*WHAT IS REQUIRED*: In the data, extract each line that holds the string "Paille".

====

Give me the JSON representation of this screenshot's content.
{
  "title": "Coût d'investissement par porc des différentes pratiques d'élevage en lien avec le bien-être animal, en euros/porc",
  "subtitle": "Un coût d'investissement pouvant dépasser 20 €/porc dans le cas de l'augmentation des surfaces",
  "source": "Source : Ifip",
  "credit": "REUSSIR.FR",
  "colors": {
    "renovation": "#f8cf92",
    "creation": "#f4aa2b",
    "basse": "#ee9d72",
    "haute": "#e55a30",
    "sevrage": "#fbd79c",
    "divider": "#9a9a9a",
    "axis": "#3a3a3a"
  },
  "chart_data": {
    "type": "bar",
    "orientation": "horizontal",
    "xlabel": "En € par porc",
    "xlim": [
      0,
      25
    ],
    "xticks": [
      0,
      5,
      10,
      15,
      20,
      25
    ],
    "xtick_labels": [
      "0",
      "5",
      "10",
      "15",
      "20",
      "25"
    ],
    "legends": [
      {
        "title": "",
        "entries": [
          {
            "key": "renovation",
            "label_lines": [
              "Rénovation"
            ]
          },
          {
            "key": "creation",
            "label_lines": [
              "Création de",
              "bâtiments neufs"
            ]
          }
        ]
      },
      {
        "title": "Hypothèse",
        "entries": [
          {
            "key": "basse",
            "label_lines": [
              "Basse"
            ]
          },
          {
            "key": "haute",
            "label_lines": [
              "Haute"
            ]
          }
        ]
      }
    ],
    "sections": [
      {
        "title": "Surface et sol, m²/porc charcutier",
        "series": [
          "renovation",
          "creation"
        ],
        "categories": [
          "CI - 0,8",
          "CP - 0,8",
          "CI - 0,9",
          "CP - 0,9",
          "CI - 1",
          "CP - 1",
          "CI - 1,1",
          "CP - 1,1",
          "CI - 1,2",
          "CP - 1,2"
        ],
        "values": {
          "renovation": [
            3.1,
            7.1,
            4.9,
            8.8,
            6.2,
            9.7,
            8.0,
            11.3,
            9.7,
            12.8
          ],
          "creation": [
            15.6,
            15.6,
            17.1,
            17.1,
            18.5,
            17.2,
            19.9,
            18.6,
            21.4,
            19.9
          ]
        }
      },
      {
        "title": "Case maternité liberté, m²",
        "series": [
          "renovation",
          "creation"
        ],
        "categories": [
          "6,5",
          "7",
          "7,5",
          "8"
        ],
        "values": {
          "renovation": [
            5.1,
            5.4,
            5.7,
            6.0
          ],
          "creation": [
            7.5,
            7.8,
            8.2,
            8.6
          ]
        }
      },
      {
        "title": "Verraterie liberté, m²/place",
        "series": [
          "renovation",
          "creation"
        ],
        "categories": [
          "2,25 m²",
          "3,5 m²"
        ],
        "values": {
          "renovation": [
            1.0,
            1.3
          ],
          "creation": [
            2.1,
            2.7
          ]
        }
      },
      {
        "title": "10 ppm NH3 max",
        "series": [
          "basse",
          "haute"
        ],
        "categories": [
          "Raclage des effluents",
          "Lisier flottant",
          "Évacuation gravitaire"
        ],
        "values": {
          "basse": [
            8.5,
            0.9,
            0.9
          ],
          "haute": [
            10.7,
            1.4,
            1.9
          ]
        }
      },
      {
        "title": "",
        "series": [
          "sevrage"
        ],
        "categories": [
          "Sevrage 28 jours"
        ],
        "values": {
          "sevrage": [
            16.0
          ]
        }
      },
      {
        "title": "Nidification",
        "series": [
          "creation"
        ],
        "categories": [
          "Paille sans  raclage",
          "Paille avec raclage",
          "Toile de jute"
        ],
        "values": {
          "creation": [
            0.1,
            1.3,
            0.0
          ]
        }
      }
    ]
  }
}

====

*RIGHT ANSWER*:
          "Paille sans  raclage",
          "Paille avec raclage",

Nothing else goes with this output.